Aim a: Retype the code notebook, starting at "iSizeT,iSizeN = np.shape(mDataY)" and ending at "return (dHPJ,dEstimator1,dEstimator2)".

Text segment:
------------------------------------------------
In [1]:
import numpy as np
import pandas as pd
import statsmodels as sm
import matplotlib.pyplot as plt
import scipy as sc


function for vec operator

In [13]:
def vec(mA):
    return np.asmatrix(mA.ravel('F')) # ravel flattens the inpute array into 1-dim
                                      # F specifies flatten by columns
                                      # asmatrix convert the input into a numpy matrix

Function for time-series or cross-sectional de-meaning

In [15]:
def Demean(mA, iAxis):
    
        if iAxis == 0:
            # when iAxis=0 substract mean alnong column
            mA = mA - np.mean(mA,axis=iAxis).reshape(1,int(np.shape(mA)[1-iAxis]))
        else:
            # when iAxis=0 substract mean alnong row
            mA = mA - np.mean(mA,axis=iAxis).reshape(int(np.shape(mA)[1-iAxis]),1)
        
        return mA

Test

Below is the function that can be used to generate the data

In [6]:
def GenrData (iSizeT, iSizeN, dAlpha, iS):  # set iS =1 when calling Number of "lagged" periods to skip or warm up before considering valid data.
    mErrors  = np.random.randn(iSizeN, iSizeT+iS+1)
    mDataY = np.zeros((iSizeN,iSizeT+iS+1))
    for t in range(1,iSizeT+iS+1):    
        mDataY[:,[t]] = dAlpha*mDataY[:,[t-1]] +  mErrors[:,[t]]
    return (np.transpose(mDataY[:,iS+1:]), np.transpose(mDataY[:,iS:iSizeT+iS]))# dim (iSizeT, iSizeN)

In [31]:
def FE(y,x): # function for the FE estimator
    # first demean the variables
    # since in the dgp they did not demean
    y_demean=np.asmatrix(Demean(y, 1))
    x_demean=np.asmatrix(Demean(x, 1))

    # FE estimator
    alpha_hat=np.linalg.inv(x_demean.T @ x_demean) @ x_demean.T @ y_demean

    return alpha_hat



This function provides FE-HPJ estimator, assuming that function that gives you FE estimator as inpute takes Y, X data only

In [18]:
def HPJ (mDataY, mDataX, dEstimator, Estimation): # input is dEstimator(FE_estimator) and  Estimation(FE function)
    
    iSizeT,iSizeN = np.shape(mDataY)
    iHalf = int(np.floor(iSizeT/2))
    

    dEstimator1 = Estimation (mDataY[:iHalf,:], mDataX[:iHalf,:])
    
    dEstimator2 = Estimation (mDataY[iHalf:,:], mDataX[:iHalf,:])
    
    dHPJ = 2*dEstimator-0.5*(dEstimator1+dEstimator2)
    
    
    return (dHPJ,dEstimator1,dEstimator2)
------------------------------------------------
Aim b: Convert the lines of the listing, starting at its first line and ending at the line containing "long-warning-label: Benutze langen", into a numbered list, leaving out any blank lines.

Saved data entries
------------------------------------------------
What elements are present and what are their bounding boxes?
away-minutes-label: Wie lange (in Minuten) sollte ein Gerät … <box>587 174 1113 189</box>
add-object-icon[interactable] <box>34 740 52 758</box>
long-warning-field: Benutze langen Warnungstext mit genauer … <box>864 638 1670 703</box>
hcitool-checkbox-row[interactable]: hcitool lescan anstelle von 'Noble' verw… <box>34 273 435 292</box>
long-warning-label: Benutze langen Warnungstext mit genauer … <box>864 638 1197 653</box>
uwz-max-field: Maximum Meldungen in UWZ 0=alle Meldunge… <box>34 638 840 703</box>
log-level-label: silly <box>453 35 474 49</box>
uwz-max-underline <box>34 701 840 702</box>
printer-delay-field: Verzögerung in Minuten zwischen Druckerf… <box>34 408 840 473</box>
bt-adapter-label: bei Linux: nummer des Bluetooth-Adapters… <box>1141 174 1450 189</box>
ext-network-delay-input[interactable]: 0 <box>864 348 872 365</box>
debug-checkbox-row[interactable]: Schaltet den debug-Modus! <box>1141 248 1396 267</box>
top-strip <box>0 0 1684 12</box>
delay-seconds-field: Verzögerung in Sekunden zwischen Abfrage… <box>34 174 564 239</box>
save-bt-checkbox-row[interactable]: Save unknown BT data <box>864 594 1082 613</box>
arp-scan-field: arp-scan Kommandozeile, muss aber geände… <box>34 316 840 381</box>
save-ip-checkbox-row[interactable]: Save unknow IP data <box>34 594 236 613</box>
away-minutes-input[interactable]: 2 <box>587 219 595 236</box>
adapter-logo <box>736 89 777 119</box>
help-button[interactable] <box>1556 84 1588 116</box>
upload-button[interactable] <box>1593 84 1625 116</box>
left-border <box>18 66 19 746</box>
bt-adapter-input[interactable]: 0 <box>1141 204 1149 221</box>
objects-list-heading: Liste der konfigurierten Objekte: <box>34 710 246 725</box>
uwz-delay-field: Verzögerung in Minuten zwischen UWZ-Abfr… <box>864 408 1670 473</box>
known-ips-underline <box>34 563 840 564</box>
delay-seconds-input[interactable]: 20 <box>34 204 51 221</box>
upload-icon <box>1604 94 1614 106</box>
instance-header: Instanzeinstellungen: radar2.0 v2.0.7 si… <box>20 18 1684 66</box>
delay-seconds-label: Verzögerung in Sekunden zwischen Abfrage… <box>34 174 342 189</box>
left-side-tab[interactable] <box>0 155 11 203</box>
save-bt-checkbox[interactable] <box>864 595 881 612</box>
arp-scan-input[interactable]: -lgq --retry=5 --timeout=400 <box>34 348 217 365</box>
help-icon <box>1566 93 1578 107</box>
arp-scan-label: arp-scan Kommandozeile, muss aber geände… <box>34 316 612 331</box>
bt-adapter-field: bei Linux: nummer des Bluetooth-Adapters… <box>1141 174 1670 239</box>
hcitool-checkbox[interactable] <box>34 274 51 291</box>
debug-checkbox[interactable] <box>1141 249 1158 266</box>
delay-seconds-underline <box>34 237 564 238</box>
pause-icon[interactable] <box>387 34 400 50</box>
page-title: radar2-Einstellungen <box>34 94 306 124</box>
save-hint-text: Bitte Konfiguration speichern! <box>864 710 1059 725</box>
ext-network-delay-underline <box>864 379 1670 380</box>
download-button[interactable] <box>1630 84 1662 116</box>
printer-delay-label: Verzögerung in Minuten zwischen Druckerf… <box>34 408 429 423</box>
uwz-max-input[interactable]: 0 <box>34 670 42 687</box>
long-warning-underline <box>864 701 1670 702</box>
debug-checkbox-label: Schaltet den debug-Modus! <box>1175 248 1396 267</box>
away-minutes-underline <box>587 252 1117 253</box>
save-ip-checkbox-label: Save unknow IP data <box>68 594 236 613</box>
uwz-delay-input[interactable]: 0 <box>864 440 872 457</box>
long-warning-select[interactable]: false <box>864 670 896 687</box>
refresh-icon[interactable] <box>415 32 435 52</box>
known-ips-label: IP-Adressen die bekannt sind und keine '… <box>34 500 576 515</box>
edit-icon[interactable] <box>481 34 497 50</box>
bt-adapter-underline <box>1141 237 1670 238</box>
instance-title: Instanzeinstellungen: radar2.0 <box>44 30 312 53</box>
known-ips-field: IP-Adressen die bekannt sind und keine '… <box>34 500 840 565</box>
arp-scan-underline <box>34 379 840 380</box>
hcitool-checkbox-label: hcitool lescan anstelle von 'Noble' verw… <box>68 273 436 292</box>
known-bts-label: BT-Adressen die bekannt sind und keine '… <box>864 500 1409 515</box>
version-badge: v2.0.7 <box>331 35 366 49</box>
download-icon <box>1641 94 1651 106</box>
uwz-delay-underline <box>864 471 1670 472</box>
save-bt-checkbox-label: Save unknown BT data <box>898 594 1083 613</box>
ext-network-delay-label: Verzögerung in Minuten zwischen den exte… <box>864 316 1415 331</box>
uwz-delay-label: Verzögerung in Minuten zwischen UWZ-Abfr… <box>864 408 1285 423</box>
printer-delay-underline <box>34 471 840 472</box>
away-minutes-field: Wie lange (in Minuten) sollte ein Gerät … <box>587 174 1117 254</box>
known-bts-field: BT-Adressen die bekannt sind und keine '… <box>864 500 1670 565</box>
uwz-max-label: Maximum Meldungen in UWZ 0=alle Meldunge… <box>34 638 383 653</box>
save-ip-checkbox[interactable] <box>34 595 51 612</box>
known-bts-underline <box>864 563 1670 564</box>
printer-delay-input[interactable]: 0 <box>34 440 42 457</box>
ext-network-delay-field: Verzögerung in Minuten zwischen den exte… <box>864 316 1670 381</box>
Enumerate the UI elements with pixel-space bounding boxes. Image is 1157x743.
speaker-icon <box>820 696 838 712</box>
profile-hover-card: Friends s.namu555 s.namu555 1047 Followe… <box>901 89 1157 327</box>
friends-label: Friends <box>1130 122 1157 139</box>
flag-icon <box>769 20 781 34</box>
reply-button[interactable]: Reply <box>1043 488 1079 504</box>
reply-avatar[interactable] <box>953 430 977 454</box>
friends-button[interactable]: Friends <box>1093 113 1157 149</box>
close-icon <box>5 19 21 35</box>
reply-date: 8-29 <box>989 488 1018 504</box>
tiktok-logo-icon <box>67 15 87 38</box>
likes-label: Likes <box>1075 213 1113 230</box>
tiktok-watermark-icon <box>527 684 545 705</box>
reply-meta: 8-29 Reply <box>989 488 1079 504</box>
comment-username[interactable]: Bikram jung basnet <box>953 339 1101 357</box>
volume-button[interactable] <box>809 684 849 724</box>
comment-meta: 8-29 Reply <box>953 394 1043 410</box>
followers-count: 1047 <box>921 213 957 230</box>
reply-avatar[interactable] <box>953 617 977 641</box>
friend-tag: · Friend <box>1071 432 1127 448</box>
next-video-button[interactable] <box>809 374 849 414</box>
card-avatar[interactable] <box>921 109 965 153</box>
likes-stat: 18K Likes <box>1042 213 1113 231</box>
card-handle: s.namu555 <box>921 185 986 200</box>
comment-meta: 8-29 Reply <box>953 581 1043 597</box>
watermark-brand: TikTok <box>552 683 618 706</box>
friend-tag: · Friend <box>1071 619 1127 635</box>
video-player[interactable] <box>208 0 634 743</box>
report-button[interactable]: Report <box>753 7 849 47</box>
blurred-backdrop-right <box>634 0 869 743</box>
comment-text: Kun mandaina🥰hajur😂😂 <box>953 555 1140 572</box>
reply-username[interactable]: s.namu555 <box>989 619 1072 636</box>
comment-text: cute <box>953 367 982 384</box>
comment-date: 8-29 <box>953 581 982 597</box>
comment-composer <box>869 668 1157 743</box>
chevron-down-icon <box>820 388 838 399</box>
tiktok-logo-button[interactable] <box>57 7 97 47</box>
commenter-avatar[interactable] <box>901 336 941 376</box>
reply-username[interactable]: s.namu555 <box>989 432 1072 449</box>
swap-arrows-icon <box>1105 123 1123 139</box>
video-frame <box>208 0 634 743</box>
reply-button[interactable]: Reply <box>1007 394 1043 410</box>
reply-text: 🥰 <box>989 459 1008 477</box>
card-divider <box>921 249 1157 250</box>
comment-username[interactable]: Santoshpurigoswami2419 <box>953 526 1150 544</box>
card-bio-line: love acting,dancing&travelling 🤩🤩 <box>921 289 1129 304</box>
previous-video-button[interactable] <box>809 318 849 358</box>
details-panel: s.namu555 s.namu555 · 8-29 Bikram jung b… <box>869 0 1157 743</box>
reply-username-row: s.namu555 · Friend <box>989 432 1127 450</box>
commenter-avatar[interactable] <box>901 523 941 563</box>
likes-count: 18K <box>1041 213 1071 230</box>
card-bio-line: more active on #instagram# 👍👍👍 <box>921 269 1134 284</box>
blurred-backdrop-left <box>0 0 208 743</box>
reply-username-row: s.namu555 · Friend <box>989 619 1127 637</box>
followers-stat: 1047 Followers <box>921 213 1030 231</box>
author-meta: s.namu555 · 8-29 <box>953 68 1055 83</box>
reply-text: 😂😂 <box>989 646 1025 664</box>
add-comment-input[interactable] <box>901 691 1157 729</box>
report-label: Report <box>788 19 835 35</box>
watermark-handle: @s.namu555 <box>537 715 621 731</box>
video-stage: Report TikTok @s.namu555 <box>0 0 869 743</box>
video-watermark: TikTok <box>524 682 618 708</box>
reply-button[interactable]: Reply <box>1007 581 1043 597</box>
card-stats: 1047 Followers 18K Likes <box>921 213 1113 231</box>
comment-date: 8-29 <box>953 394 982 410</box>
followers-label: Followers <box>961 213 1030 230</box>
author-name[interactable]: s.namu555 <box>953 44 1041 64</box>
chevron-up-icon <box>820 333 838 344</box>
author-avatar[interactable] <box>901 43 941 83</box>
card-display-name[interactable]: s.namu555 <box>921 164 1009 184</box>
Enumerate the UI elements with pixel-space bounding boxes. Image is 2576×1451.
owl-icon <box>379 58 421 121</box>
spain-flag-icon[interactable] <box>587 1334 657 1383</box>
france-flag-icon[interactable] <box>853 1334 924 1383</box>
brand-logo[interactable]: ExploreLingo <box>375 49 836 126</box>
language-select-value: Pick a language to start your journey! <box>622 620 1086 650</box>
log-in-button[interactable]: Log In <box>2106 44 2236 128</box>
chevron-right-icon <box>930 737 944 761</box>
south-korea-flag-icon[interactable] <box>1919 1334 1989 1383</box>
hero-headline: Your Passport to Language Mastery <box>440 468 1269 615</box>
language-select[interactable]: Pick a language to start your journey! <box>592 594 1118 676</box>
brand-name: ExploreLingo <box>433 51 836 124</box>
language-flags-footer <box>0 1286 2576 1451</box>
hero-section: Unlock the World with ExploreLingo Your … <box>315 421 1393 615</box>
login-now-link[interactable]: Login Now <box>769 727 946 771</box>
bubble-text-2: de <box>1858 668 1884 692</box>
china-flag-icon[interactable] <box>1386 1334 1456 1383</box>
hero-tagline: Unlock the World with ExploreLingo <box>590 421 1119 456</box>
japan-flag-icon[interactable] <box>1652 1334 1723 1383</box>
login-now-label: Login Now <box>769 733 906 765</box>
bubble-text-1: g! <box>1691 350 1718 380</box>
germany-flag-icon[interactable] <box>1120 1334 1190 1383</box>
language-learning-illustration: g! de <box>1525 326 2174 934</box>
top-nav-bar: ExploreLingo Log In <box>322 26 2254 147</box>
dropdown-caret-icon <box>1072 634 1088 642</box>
------------------------------------------------
Written answer a:
iSizeT,iSizeN = np.shape(mDataY)
    iHalf = int(np.floor(iSizeT/2))
    

    dEstimator1 = Estimation (mDataY[:iHalf,:], mDataX[:iHalf,:])
    
    dEstimator2 = Estimation (mDataY[iHalf:,:], mDataX[:iHalf,:])
    
    dHPJ = 2*dEstimator-0.5*(dEstimator1+dEstimator2)
    
    
    return (dHPJ,dEstimator1,dEstimator2)

Written answer b:
1. What elements are present and what are their bounding boxes?
2. away-minutes-label: Wie lange (in Minuten) sollte ein Gerät … <box>587 174 1113 189</box>
3. add-object-icon[interactable] <box>34 740 52 758</box>
4. long-warning-field: Benutze langen Warnungstext mit genauer … <box>864 638 1670 703</box>
5. hcitool-checkbox-row[interactable]: hcitool lescan anstelle von 'Noble' verw… <box>34 273 435 292</box>
6. long-warning-label: Benutze langen Warnungstext mit genauer … <box>864 638 1197 653</box>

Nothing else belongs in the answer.